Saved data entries
++++

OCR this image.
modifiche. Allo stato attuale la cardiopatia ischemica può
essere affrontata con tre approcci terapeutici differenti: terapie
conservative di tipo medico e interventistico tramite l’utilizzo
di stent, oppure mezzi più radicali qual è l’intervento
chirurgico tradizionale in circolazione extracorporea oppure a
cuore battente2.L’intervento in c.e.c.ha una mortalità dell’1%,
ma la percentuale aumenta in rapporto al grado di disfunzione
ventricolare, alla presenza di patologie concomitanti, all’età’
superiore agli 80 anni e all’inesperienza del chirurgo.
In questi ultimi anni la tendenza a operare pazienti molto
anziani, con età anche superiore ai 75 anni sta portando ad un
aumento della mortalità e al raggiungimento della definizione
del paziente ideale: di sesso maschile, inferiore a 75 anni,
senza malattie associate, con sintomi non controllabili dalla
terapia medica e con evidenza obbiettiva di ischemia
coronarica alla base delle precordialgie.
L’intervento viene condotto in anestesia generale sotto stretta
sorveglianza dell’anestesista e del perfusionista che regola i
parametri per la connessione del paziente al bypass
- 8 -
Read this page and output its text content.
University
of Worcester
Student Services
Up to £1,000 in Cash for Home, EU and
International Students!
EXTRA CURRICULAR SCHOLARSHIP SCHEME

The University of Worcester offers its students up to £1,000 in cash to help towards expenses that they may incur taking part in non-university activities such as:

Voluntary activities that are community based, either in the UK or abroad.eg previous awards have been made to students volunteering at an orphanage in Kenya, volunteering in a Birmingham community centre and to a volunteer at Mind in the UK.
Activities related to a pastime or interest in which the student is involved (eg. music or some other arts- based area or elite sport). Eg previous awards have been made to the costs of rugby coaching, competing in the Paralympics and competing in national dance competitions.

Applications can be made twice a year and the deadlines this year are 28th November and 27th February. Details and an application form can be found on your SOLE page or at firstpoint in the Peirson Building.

++++

# [What the task requires]
Go through the entries and repeat each one exactly.

# [Solution]
OCR this image.
modifiche. Allo stato attuale la cardiopatia ischemica può
essere affrontata con tre approcci terapeutici differenti: terapie
conservative di tipo medico e interventistico tramite l’utilizzo
di stent, oppure mezzi più radicali qual è l’intervento
chirurgico tradizionale in circolazione extracorporea oppure a
cuore battente2.L’intervento in c.e.c.ha una mortalità dell’1%,
ma la percentuale aumenta in rapporto al grado di disfunzione
ventricolare, alla presenza di patologie concomitanti, all’età’
superiore agli 80 anni e all’inesperienza del chirurgo.
In questi ultimi anni la tendenza a operare pazienti molto
anziani, con età anche superiore ai 75 anni sta portando ad un
aumento della mortalità e al raggiungimento della definizione
del paziente ideale: di sesso maschile, inferiore a 75 anni,
senza malattie associate, con sintomi non controllabili dalla
terapia medica e con evidenza obbiettiva di ischemia
coronarica alla base delle precordialgie.
L’intervento viene condotto in anestesia generale sotto stretta
sorveglianza dell’anestesista e del perfusionista che regola i
parametri per la connessione del paziente al bypass
- 8 -
Read this page and output its text content.
University
of Worcester
Student Services
Up to £1,000 in Cash for Home, EU and
International Students!
EXTRA CURRICULAR SCHOLARSHIP SCHEME

The University of Worcester offers its students up to £1,000 in cash to help towards expenses that they may incur taking part in non-university activities such as:

Voluntary activities that are community based, either in the UK or abroad.eg previous awards have been made to students volunteering at an orphanage in Kenya, volunteering in a Birmingham community centre and to a volunteer at Mind in the UK.
Activities related to a pastime or interest in which the student is involved (eg. music or some other arts- based area or elite sport). Eg previous awards have been made to the costs of rugby coaching, competing in the Paralympics and competing in national dance competitions.

Applications can be made twice a year and the deadlines this year are 28th November and 27th February. Details and an application form can be found on your SOLE page or at firstpoint in the Peirson Building.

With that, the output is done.